Return all entries word for word, but drop any images.
##########
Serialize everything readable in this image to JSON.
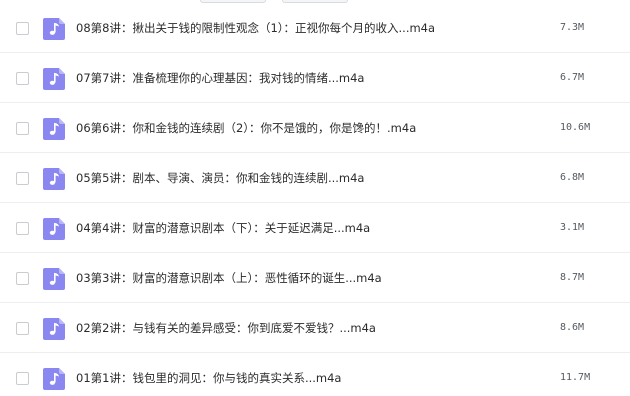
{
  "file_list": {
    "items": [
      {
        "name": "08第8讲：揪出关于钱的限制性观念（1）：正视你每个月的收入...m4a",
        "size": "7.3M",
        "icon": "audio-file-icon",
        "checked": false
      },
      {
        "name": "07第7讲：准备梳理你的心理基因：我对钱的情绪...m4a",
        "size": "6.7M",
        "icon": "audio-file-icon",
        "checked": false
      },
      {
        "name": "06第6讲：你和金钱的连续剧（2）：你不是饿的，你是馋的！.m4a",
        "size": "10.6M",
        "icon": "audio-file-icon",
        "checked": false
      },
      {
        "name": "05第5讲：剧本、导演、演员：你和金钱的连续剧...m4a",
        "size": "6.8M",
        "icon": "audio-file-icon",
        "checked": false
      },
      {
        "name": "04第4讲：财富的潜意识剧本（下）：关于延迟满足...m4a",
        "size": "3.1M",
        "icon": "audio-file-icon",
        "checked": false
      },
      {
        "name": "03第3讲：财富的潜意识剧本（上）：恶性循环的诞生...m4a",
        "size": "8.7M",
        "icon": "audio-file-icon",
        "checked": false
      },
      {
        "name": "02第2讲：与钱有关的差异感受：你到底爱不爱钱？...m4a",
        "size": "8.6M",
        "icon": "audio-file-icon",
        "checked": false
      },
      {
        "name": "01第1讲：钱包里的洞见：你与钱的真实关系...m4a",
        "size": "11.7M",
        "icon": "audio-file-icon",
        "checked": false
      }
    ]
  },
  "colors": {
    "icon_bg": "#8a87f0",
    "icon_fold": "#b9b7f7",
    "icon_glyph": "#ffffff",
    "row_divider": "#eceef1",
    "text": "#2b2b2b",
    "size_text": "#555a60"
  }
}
##########
#### [Exercise output]
Serialize everything readable in this image to JSON.
{
  "file_list": {
    "items": [
      {
        "name": "08第8讲：揪出关于钱的限制性观念（1）：正视你每个月的收入...m4a",
        "size": "7.3M",
        "icon": "audio-file-icon",
        "checked": false
      },
      {
        "name": "07第7讲：准备梳理你的心理基因：我对钱的情绪...m4a",
        "size": "6.7M",
        "icon": "audio-file-icon",
        "checked": false
      },
      {
        "name": "06第6讲：你和金钱的连续剧（2）：你不是饿的，你是馋的！.m4a",
        "size": "10.6M",
        "icon": "audio-file-icon",
        "checked": false
      },
      {
        "name": "05第5讲：剧本、导演、演员：你和金钱的连续剧...m4a",
        "size": "6.8M",
        "icon": "audio-file-icon",
        "checked": false
      },
      {
        "name": "04第4讲：财富的潜意识剧本（下）：关于延迟满足...m4a",
        "size": "3.1M",
        "icon": "audio-file-icon",
        "checked": false
      },
      {
        "name": "03第3讲：财富的潜意识剧本（上）：恶性循环的诞生...m4a",
        "size": "8.7M",
        "icon": "audio-file-icon",
        "checked": false
      },
      {
        "name": "02第2讲：与钱有关的差异感受：你到底爱不爱钱？...m4a",
        "size": "8.6M",
        "icon": "audio-file-icon",
        "checked": false
      },
      {
        "name": "01第1讲：钱包里的洞见：你与钱的真实关系...m4a",
        "size": "11.7M",
        "icon": "audio-file-icon",
        "checked": false
      }
    ]
  },
  "colors": {
    "icon_bg": "#8a87f0",
    "icon_fold": "#b9b7f7",
    "icon_glyph": "#ffffff",
    "row_divider": "#eceef1",
    "text": "#2b2b2b",
    "size_text": "#555a60"
  }
}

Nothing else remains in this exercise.